- **AIM OF THE TASK**
Scan the data below for the string "salur". Copy every line where it appears.

- **EXTRACTED DATA**
* * * * * * *

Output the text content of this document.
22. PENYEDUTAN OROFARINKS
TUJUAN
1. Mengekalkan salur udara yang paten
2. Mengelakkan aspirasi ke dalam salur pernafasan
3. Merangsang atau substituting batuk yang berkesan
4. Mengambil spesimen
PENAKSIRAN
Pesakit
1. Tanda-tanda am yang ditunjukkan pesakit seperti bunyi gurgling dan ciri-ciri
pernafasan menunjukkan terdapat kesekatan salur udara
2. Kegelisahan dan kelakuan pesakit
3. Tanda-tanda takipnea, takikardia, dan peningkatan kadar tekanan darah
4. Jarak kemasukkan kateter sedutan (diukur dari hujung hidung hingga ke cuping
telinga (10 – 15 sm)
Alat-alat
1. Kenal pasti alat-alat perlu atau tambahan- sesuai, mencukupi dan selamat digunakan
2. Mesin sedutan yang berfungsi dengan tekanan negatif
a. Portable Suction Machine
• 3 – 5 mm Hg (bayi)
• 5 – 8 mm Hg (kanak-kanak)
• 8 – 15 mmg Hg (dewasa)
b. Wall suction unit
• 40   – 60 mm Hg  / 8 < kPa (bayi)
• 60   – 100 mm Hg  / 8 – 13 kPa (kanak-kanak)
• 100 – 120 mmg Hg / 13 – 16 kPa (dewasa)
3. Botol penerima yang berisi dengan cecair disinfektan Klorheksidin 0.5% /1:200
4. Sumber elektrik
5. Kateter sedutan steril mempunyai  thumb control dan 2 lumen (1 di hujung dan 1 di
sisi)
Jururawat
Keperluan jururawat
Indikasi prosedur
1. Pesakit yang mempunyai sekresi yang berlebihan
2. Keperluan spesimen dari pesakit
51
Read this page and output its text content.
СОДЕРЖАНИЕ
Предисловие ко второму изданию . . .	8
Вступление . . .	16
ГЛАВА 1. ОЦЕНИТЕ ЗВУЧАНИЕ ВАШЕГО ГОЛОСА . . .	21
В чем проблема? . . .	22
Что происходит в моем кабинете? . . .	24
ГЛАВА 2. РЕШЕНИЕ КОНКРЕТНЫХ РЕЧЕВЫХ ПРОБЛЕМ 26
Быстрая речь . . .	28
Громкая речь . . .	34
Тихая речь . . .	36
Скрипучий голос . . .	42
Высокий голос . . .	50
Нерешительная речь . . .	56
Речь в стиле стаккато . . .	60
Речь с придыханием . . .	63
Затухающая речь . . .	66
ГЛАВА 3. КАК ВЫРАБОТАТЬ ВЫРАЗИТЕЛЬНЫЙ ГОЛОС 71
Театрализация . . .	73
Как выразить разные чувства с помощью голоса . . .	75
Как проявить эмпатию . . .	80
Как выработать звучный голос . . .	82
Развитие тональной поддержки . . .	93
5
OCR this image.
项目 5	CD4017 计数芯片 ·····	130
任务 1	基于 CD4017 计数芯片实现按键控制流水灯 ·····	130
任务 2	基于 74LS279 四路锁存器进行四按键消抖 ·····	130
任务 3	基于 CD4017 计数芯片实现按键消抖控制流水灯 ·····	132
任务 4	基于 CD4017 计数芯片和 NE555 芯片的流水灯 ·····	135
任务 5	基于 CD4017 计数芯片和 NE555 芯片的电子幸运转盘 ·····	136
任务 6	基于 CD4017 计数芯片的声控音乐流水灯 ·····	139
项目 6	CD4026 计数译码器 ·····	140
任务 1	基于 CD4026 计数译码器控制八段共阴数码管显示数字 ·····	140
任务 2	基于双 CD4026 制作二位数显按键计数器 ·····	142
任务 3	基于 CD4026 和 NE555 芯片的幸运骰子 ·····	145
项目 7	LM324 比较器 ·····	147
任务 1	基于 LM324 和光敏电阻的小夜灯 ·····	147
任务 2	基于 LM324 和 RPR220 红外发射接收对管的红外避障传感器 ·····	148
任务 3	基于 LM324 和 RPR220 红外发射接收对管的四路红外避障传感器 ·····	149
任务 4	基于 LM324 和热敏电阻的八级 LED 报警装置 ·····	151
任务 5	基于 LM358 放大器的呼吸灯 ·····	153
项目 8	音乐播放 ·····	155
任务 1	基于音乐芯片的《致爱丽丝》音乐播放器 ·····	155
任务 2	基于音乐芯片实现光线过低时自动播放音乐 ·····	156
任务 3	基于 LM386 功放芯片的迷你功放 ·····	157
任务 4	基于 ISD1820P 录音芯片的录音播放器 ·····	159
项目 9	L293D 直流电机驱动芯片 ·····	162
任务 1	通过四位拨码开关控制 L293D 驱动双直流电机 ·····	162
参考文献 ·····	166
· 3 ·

* * * * * * *

- **COMPLETE ANSWER**
1. Mengekalkan salur udara yang paten
2. Mengelakkan aspirasi ke dalam salur pernafasan
pernafasan menunjukkan terdapat kesekatan salur udara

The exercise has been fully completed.